## Instructions to follow
Give only the number of lines in the records below that contain the word "image".

## Records for this exercise
[start]
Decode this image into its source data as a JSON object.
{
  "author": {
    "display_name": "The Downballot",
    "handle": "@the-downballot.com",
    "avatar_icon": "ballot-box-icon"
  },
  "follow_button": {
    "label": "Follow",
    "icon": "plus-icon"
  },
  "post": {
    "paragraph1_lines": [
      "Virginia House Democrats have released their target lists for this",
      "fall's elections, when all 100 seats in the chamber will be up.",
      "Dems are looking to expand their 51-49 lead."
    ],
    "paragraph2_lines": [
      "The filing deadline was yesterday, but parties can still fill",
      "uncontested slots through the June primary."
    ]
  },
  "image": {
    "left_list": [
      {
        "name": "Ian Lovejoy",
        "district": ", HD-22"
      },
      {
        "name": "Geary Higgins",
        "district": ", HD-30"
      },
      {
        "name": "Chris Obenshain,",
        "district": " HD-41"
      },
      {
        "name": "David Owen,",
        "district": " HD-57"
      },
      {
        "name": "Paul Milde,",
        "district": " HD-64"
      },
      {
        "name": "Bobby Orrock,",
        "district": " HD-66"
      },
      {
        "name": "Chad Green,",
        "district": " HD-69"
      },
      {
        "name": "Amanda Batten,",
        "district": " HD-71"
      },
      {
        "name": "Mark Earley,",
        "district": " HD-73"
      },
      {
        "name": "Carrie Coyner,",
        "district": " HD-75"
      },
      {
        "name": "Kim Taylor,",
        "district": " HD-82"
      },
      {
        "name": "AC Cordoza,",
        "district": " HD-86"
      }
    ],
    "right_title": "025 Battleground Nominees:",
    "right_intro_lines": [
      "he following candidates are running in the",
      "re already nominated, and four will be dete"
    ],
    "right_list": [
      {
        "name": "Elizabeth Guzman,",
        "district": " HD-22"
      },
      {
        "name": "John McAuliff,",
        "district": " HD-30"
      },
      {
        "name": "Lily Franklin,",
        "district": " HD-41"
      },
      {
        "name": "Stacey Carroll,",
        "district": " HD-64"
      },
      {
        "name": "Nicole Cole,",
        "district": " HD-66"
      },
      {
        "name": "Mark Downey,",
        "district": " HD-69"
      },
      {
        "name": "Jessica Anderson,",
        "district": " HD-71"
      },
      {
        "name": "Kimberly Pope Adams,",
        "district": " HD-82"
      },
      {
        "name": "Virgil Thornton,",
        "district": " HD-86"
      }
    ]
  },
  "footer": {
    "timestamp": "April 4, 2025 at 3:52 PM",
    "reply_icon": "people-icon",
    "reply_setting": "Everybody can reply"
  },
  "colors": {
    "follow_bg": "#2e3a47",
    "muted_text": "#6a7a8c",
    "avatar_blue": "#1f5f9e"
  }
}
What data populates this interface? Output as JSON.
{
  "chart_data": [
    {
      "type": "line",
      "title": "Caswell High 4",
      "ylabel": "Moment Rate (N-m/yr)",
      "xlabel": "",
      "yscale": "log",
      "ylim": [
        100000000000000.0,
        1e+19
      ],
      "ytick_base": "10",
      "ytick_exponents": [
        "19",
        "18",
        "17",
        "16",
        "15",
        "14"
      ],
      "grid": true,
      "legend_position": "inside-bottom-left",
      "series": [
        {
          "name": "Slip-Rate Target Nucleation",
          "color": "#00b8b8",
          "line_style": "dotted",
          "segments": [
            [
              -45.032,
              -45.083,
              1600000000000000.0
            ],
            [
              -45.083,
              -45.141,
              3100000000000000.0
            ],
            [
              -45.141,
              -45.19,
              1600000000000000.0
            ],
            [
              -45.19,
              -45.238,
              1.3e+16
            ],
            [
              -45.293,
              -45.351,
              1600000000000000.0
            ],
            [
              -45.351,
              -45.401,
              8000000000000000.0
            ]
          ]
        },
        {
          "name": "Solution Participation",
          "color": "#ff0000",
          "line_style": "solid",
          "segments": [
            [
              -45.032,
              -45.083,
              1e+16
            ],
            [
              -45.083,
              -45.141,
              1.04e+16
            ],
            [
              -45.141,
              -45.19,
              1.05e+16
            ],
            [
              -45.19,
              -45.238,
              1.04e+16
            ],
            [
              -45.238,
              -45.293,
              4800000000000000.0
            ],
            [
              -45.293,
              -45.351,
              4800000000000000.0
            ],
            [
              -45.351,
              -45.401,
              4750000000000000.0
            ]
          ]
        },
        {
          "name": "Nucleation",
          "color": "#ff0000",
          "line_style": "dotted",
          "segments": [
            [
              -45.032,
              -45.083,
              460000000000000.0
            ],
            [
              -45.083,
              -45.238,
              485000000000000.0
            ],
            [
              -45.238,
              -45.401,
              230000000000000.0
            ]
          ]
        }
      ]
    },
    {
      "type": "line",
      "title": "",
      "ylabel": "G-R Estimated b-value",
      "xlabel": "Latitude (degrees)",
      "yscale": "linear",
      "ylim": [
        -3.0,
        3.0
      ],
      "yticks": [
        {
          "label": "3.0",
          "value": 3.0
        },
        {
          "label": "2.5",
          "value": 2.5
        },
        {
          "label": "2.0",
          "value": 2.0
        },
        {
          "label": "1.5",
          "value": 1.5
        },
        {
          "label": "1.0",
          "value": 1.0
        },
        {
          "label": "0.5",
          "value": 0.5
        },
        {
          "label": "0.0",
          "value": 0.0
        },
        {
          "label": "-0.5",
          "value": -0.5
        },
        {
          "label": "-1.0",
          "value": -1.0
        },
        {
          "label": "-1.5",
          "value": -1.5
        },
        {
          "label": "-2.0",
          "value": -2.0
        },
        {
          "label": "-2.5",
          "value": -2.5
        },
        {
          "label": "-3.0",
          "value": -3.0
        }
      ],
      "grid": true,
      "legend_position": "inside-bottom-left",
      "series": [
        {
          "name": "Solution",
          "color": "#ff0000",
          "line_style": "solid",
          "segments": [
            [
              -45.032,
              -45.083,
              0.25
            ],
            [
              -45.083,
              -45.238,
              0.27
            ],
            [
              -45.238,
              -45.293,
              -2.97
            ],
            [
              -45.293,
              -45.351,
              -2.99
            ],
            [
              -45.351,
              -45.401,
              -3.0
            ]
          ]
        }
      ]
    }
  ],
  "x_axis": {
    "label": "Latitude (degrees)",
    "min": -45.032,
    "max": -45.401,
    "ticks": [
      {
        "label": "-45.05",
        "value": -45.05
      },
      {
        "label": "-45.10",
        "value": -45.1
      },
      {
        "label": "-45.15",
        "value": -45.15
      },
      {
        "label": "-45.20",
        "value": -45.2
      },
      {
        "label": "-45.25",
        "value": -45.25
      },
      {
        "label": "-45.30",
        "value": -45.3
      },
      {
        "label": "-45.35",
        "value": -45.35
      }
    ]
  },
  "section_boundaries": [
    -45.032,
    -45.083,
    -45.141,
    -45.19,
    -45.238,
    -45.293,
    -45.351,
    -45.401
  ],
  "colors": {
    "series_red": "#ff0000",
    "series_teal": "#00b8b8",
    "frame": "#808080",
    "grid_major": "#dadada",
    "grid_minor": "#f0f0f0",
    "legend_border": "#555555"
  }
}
[end]
## Result of this task
2